**Directions:**
From the entries that follow, extract each line holding the string "dames".

--- BEGIN Record extracts ---

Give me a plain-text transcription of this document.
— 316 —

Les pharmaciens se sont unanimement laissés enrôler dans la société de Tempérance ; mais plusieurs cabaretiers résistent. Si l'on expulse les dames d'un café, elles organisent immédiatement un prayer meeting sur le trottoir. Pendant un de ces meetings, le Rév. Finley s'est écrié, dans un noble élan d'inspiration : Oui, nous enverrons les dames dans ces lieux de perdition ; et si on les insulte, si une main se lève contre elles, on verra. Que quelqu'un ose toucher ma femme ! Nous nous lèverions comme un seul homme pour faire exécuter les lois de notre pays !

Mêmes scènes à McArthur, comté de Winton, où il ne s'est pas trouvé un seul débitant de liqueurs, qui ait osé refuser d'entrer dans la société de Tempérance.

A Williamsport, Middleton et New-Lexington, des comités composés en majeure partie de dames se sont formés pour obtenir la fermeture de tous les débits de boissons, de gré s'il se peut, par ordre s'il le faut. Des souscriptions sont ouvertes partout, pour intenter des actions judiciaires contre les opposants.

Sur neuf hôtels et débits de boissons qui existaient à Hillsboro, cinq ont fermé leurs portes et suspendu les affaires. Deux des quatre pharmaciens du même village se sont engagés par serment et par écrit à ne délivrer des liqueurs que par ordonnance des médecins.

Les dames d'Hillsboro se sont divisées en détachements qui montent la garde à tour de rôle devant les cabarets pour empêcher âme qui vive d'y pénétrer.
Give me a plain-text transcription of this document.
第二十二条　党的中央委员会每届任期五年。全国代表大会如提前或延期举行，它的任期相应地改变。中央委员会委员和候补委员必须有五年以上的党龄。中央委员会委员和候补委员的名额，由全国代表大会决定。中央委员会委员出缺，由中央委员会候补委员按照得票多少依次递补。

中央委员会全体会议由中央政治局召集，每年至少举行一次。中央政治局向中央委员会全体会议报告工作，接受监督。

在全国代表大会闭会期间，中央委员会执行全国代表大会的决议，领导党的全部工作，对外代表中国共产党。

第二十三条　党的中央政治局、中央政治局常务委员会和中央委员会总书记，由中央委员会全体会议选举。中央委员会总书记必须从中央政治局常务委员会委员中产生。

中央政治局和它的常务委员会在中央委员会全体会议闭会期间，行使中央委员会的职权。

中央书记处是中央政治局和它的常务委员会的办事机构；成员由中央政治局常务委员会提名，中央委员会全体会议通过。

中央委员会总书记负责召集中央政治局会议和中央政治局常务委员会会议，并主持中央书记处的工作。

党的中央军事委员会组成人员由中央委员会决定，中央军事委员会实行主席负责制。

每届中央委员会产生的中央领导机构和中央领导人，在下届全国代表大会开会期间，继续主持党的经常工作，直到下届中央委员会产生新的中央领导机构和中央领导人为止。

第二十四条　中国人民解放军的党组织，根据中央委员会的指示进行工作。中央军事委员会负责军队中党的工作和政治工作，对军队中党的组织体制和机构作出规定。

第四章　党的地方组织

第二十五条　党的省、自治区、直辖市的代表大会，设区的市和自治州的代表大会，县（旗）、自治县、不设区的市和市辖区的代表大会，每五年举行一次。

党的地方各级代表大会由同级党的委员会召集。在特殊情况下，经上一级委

--- END Record extracts ---

**Response:**
Les pharmaciens se sont unanimement laissés enrôler dans la société de Tempérance ; mais plusieurs cabaretiers résistent. Si l'on expulse les dames d'un café, elles organisent immédiatement un prayer meeting sur le trottoir. Pendant un de ces meetings, le Rév. Finley s'est écrié, dans un noble élan d'inspiration : Oui, nous enverrons les dames dans ces lieux de perdition ; et si on les insulte, si une main se lève contre elles, on verra. Que quelqu'un ose toucher ma femme ! Nous nous lèverions comme un seul homme pour faire exécuter les lois de notre pays !
A Williamsport, Middleton et New-Lexington, des comités composés en majeure partie de dames se sont formés pour obtenir la fermeture de tous les débits de boissons, de gré s'il se peut, par ordre s'il le faut. Des souscriptions sont ouvertes partout, pour intenter des actions judiciaires contre les opposants.
Les dames d'Hillsboro se sont divisées en détachements qui montent la garde à tour de rôle devant les cabarets pour empêcher âme qui vive d'y pénétrer.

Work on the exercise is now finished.